==== Materials provided

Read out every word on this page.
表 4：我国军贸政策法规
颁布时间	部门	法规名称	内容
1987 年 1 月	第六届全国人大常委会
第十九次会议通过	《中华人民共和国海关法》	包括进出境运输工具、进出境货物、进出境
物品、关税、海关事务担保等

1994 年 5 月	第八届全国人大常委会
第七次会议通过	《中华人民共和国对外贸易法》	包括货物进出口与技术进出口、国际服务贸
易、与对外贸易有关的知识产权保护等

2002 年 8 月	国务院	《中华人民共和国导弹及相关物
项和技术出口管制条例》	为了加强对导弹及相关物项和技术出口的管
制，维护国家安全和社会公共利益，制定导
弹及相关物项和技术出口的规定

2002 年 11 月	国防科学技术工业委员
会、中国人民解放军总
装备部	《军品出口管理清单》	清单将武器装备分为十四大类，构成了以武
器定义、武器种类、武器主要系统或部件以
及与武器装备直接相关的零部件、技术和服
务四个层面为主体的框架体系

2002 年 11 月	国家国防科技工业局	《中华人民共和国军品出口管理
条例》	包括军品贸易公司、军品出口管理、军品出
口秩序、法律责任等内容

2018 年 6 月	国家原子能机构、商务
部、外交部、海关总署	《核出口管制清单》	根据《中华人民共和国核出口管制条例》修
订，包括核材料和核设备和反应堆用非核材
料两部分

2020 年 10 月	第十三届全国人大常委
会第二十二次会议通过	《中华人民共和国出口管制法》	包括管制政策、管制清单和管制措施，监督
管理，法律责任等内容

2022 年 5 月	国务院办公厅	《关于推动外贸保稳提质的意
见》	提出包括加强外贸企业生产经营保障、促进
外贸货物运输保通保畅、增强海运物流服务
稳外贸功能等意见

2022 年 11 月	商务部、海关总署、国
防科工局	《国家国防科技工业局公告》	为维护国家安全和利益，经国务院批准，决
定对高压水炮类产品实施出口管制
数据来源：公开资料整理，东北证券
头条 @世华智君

========
==== Materials provided

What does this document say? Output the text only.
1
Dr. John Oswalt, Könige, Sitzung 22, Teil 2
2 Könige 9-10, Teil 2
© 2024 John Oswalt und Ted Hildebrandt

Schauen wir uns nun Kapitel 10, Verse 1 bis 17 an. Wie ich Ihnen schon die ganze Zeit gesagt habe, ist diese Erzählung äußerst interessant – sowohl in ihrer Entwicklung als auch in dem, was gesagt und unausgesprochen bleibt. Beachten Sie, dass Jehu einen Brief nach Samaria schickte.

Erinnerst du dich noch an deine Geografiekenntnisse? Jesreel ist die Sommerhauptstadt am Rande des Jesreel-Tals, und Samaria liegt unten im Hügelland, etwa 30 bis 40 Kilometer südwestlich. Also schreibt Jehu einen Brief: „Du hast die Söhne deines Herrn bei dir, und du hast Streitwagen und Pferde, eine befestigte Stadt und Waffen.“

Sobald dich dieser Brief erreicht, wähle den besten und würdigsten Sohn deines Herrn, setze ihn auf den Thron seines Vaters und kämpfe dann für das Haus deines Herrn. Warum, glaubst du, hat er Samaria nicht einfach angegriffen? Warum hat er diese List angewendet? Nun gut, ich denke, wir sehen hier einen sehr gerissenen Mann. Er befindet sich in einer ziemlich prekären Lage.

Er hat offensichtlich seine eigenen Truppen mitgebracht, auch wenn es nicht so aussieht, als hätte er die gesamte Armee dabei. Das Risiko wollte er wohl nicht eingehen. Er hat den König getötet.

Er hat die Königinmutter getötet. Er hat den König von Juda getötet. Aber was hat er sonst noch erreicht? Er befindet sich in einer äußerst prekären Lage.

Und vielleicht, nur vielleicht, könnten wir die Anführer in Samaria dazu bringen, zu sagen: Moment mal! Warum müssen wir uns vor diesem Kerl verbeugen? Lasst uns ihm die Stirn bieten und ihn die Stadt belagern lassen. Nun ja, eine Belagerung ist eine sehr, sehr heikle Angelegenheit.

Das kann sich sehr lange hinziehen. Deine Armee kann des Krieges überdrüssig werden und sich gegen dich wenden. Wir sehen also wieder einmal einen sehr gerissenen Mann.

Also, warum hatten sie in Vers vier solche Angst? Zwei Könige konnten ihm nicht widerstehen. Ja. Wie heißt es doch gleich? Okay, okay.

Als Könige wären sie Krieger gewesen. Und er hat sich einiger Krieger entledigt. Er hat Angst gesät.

========

**Problem**. Go through the preceding material and copy each line that has the word "Angst".

**Worked answer**.
Also, warum hatten sie in Vers vier solche Angst? Zwei Könige konnten ihm nicht widerstehen. Ja. Wie heißt es doch gleich? Okay, okay.
Als Könige wären sie Krieger gewesen. Und er hat sich einiger Krieger entledigt. Er hat Angst gesät.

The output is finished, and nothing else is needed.